======== Raw data

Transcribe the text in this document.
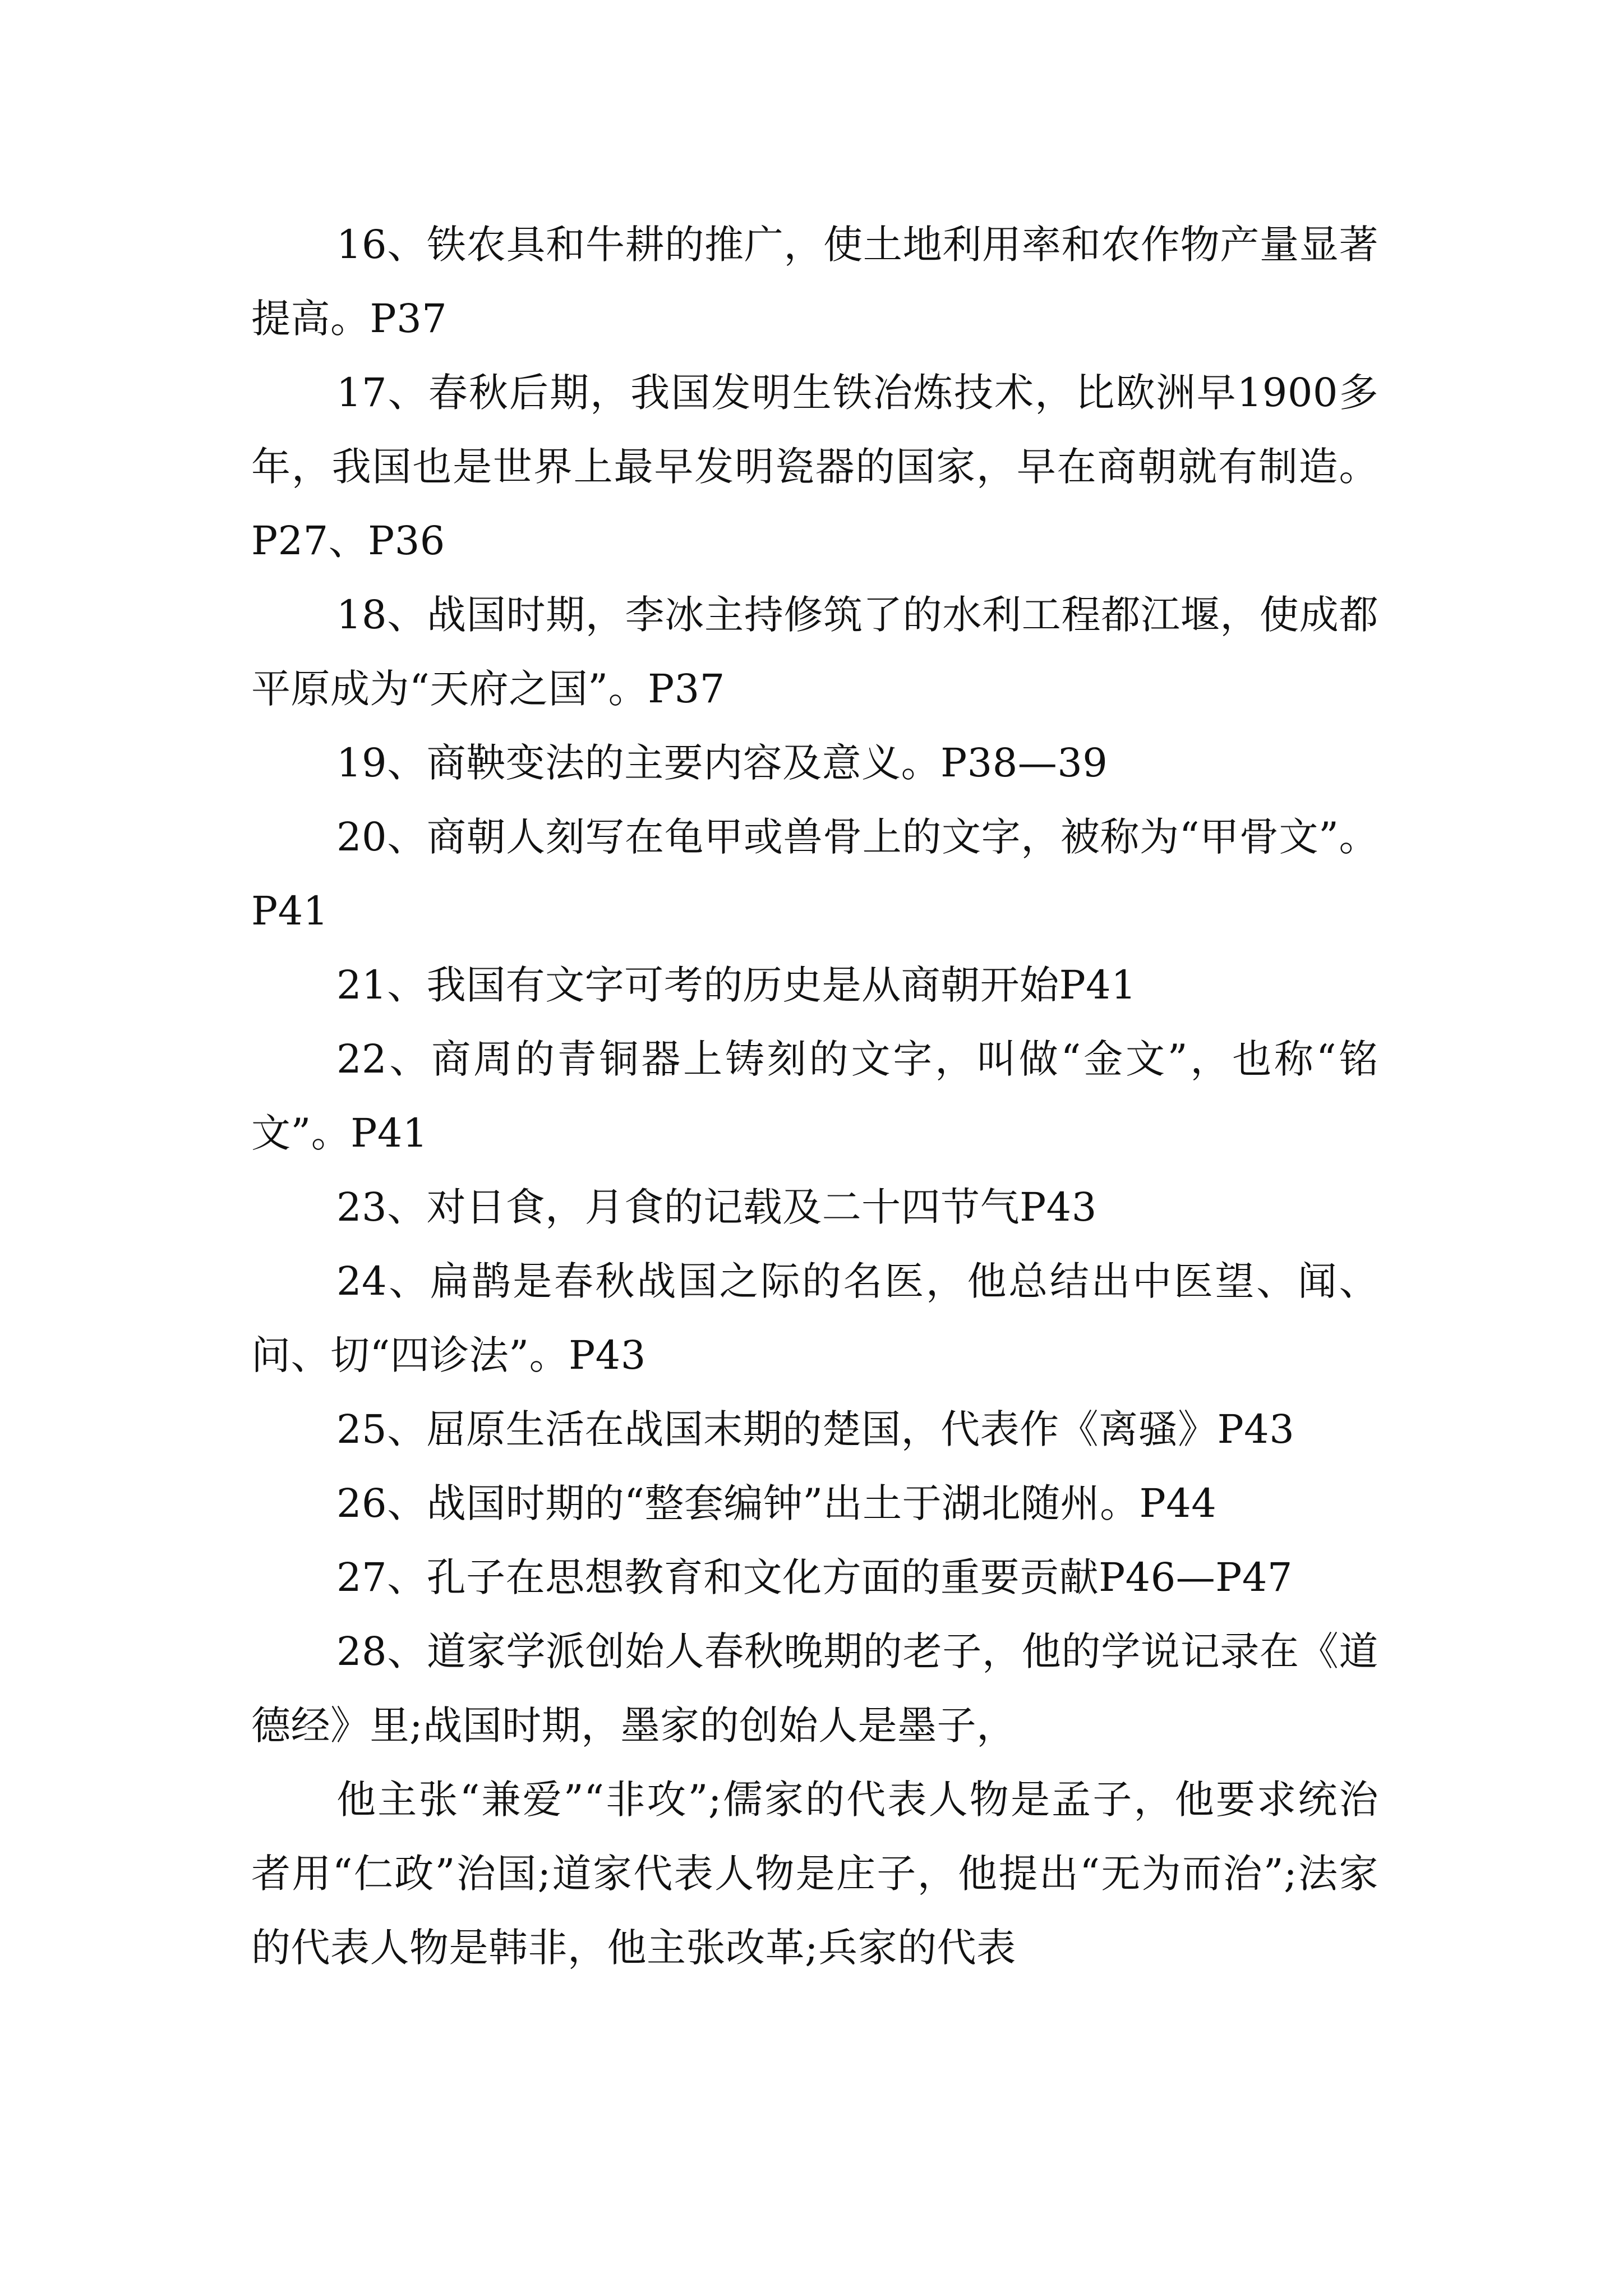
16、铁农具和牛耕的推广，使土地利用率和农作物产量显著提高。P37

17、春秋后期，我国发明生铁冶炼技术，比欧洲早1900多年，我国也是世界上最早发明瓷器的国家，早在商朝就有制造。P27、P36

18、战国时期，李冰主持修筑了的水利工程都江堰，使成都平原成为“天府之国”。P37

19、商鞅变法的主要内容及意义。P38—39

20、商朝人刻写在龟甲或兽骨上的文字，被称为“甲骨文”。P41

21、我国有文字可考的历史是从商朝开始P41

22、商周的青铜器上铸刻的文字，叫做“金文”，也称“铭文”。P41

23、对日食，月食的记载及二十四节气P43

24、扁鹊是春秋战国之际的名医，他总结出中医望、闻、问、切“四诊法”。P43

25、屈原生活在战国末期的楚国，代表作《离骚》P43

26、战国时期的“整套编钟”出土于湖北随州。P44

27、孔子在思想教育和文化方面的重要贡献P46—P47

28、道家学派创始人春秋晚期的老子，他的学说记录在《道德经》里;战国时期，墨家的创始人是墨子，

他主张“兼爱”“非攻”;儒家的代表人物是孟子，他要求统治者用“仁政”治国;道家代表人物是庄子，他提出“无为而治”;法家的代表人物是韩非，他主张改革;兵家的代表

================
======== Raw data

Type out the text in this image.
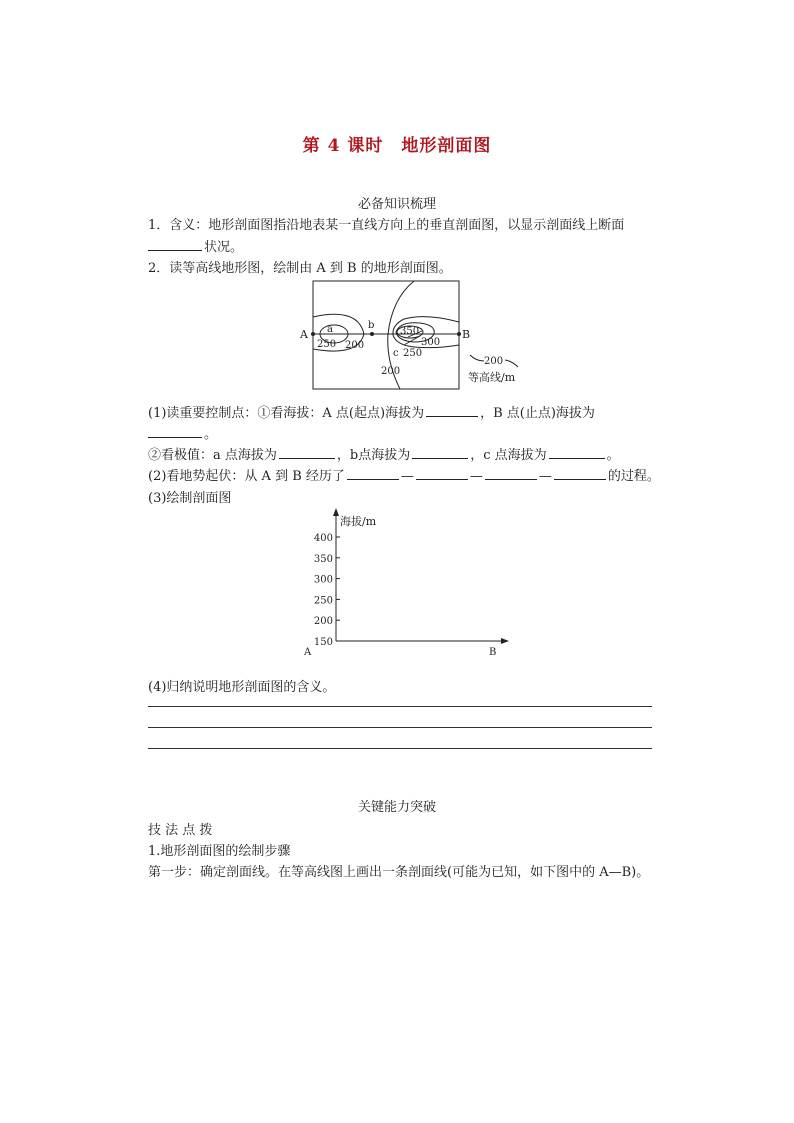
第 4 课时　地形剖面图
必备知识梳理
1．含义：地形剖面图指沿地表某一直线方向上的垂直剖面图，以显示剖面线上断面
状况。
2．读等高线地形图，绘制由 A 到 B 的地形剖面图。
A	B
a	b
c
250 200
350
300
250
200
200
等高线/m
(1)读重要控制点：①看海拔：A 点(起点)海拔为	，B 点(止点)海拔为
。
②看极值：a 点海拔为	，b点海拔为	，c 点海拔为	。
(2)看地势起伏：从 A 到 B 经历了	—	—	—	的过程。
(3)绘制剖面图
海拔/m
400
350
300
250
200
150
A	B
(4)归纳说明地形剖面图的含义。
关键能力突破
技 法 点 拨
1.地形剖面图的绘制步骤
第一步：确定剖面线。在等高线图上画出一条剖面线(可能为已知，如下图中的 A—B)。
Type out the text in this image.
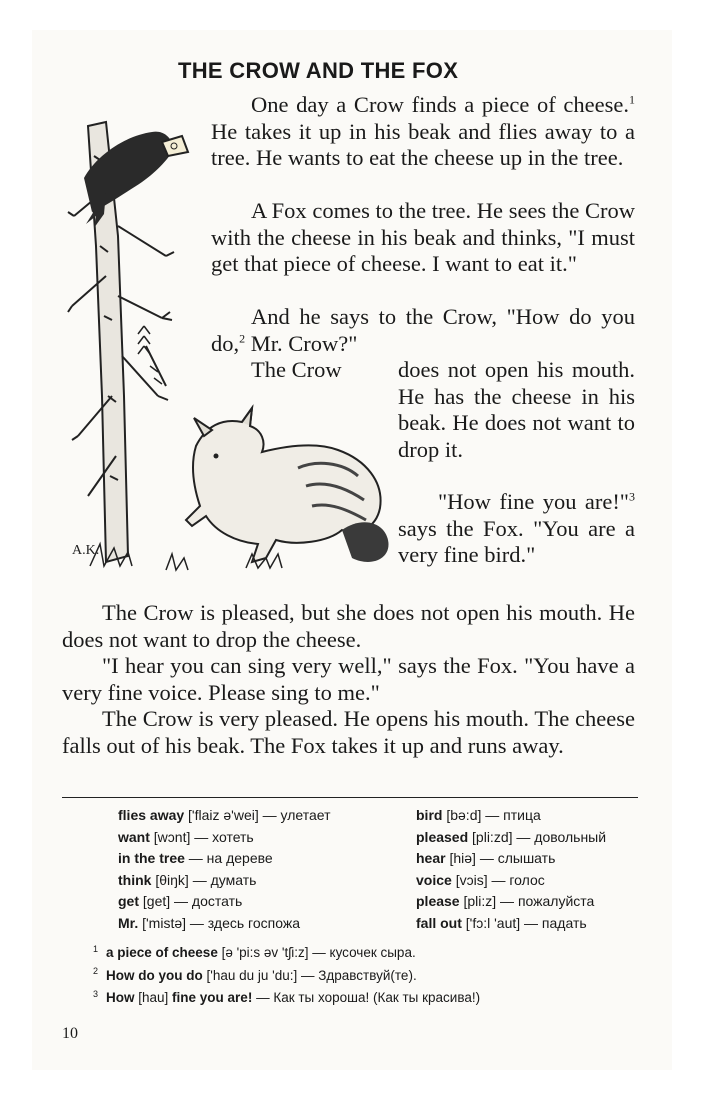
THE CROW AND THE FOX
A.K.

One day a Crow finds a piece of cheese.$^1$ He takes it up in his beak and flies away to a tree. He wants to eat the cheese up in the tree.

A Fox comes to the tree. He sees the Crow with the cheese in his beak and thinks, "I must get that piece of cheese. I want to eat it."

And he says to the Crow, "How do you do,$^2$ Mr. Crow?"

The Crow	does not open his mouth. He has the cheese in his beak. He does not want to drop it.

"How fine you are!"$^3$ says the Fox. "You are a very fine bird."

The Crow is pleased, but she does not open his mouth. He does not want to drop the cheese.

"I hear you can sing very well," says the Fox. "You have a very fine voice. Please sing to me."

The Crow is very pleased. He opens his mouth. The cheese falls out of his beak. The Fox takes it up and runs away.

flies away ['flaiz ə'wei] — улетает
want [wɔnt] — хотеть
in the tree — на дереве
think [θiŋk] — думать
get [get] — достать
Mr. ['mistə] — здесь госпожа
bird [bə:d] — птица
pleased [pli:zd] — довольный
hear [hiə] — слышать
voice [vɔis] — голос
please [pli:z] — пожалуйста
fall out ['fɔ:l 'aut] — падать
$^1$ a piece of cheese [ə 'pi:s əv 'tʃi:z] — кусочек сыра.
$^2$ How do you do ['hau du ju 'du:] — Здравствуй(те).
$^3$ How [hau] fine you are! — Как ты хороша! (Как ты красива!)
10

================
======== Raw data

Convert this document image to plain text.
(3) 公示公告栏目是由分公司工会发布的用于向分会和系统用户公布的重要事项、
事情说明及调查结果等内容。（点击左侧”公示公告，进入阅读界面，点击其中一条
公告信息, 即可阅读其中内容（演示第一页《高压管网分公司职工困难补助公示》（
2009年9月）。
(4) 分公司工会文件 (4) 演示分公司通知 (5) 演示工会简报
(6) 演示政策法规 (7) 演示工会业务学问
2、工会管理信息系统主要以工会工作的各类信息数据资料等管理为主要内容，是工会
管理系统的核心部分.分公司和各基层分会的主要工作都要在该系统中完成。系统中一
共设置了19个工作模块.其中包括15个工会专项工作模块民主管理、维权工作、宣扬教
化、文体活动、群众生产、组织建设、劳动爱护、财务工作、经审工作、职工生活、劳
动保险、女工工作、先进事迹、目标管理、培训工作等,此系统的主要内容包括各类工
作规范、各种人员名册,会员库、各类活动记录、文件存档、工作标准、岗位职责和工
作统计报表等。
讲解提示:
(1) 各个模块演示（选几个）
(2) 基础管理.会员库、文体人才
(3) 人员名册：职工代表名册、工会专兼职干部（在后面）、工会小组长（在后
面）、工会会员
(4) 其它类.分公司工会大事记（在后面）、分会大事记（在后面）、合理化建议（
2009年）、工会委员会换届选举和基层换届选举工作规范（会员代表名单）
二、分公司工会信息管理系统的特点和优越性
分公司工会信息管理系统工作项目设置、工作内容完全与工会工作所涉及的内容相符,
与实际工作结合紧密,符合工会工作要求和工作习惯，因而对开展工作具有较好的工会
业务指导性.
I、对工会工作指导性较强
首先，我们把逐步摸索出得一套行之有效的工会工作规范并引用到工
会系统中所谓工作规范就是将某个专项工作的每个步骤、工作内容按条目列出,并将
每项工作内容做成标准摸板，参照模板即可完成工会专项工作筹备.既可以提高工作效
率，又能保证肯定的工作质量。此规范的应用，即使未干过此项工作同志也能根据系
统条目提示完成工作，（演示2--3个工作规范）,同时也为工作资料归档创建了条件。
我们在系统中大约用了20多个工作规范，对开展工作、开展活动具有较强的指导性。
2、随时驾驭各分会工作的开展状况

================

- [What this task involves] List every line above containing the word "tree".

- [Task solution]
One day a Crow finds a piece of cheese.$^1$ He takes it up in his beak and flies away to a tree. He wants to eat the cheese up in the tree.
A Fox comes to the tree. He sees the Crow with the cheese in his beak and thinks, "I must get that piece of cheese. I want to eat it."
in the tree — на дереве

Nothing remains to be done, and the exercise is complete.